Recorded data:
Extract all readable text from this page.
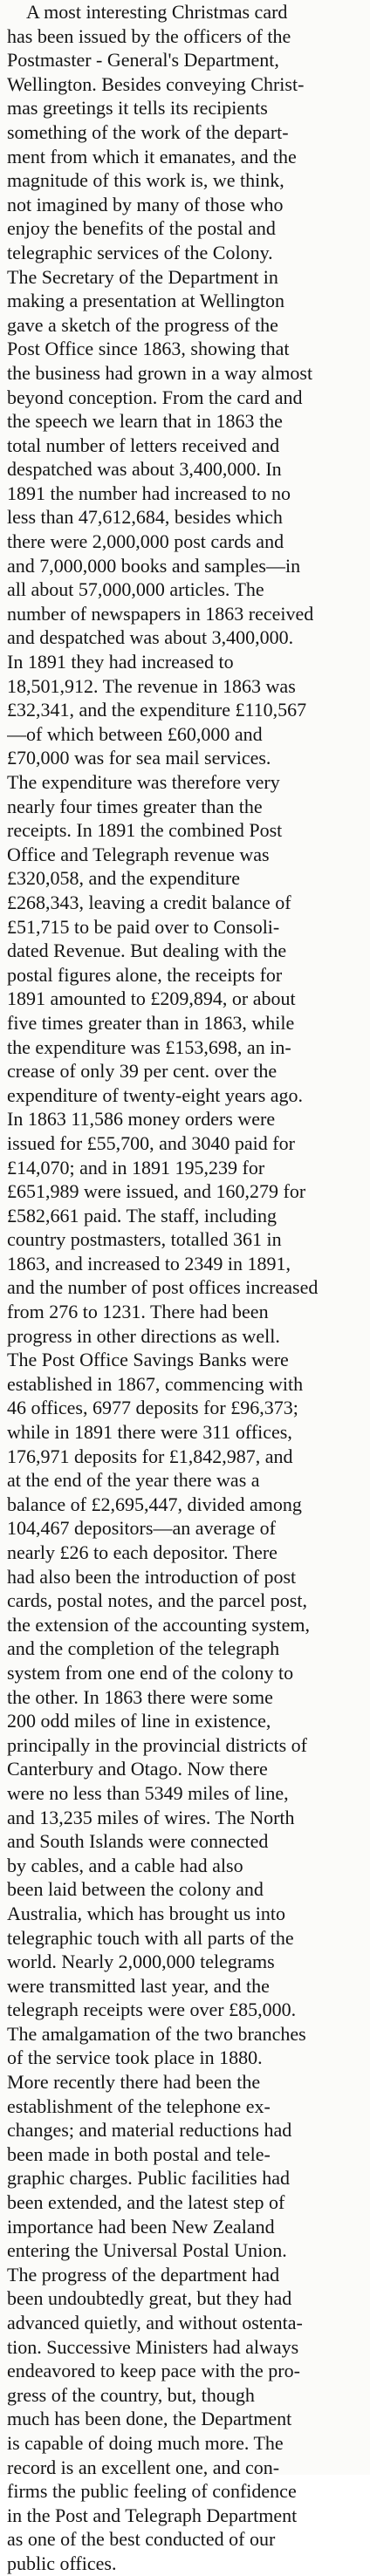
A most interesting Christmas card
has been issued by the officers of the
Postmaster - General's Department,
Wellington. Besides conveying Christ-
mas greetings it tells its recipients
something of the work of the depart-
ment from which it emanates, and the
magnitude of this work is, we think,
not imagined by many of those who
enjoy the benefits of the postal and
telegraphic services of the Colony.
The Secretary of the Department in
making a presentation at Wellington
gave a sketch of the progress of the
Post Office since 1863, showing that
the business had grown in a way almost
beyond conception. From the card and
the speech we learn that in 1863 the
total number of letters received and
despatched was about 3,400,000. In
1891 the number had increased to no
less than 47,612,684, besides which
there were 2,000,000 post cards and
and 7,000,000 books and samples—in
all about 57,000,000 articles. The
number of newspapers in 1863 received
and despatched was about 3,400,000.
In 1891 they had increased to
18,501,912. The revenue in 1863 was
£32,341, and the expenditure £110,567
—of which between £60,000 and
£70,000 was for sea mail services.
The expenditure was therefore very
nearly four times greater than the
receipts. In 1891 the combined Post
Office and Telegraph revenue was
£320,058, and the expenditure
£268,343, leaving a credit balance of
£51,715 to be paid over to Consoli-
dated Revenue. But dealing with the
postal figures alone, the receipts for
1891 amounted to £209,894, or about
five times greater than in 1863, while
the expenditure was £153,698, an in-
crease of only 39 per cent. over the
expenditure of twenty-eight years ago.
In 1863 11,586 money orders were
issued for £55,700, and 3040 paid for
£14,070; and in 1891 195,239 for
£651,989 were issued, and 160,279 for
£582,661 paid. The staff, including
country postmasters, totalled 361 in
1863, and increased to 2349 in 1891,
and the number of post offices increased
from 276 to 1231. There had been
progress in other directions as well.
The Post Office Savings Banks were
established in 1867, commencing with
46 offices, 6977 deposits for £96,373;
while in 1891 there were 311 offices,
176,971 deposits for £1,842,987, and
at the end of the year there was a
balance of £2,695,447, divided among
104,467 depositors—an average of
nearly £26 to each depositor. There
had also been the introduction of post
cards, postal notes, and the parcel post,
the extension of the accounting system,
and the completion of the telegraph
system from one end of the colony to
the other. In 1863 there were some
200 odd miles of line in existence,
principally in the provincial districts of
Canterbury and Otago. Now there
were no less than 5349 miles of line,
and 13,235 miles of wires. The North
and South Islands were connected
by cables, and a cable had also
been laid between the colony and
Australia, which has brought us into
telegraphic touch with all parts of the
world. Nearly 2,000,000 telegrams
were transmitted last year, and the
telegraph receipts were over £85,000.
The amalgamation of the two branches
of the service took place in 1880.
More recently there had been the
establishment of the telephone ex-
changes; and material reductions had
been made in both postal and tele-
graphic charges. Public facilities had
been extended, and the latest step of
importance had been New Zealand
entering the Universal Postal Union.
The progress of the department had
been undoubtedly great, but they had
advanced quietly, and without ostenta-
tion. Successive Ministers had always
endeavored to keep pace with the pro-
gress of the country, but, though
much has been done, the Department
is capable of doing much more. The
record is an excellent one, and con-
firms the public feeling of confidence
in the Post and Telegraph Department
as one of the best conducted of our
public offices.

__Given exercise__
Reproduce all entries exactly. Pictures do not belong in the copy.

__Worked solution__
Extract all readable text from this page.
A most interesting Christmas card
has been issued by the officers of the
Postmaster - General's Department,
Wellington. Besides conveying Christ-
mas greetings it tells its recipients
something of the work of the depart-
ment from which it emanates, and the
magnitude of this work is, we think,
not imagined by many of those who
enjoy the benefits of the postal and
telegraphic services of the Colony.
The Secretary of the Department in
making a presentation at Wellington
gave a sketch of the progress of the
Post Office since 1863, showing that
the business had grown in a way almost
beyond conception. From the card and
the speech we learn that in 1863 the
total number of letters received and
despatched was about 3,400,000. In
1891 the number had increased to no
less than 47,612,684, besides which
there were 2,000,000 post cards and
and 7,000,000 books and samples—in
all about 57,000,000 articles. The
number of newspapers in 1863 received
and despatched was about 3,400,000.
In 1891 they had increased to
18,501,912. The revenue in 1863 was
£32,341, and the expenditure £110,567
—of which between £60,000 and
£70,000 was for sea mail services.
The expenditure was therefore very
nearly four times greater than the
receipts. In 1891 the combined Post
Office and Telegraph revenue was
£320,058, and the expenditure
£268,343, leaving a credit balance of
£51,715 to be paid over to Consoli-
dated Revenue. But dealing with the
postal figures alone, the receipts for
1891 amounted to £209,894, or about
five times greater than in 1863, while
the expenditure was £153,698, an in-
crease of only 39 per cent. over the
expenditure of twenty-eight years ago.
In 1863 11,586 money orders were
issued for £55,700, and 3040 paid for
£14,070; and in 1891 195,239 for
£651,989 were issued, and 160,279 for
£582,661 paid. The staff, including
country postmasters, totalled 361 in
1863, and increased to 2349 in 1891,
and the number of post offices increased
from 276 to 1231. There had been
progress in other directions as well.
The Post Office Savings Banks were
established in 1867, commencing with
46 offices, 6977 deposits for £96,373;
while in 1891 there were 311 offices,
176,971 deposits for £1,842,987, and
at the end of the year there was a
balance of £2,695,447, divided among
104,467 depositors—an average of
nearly £26 to each depositor. There
had also been the introduction of post
cards, postal notes, and the parcel post,
the extension of the accounting system,
and the completion of the telegraph
system from one end of the colony to
the other. In 1863 there were some
200 odd miles of line in existence,
principally in the provincial districts of
Canterbury and Otago. Now there
were no less than 5349 miles of line,
and 13,235 miles of wires. The North
and South Islands were connected
by cables, and a cable had also
been laid between the colony and
Australia, which has brought us into
telegraphic touch with all parts of the
world. Nearly 2,000,000 telegrams
were transmitted last year, and the
telegraph receipts were over £85,000.
The amalgamation of the two branches
of the service took place in 1880.
More recently there had been the
establishment of the telephone ex-
changes; and material reductions had
been made in both postal and tele-
graphic charges. Public facilities had
been extended, and the latest step of
importance had been New Zealand
entering the Universal Postal Union.
The progress of the department had
been undoubtedly great, but they had
advanced quietly, and without ostenta-
tion. Successive Ministers had always
endeavored to keep pace with the pro-
gress of the country, but, though
much has been done, the Department
is capable of doing much more. The
record is an excellent one, and con-
firms the public feeling of confidence
in the Post and Telegraph Department
as one of the best conducted of our
public offices.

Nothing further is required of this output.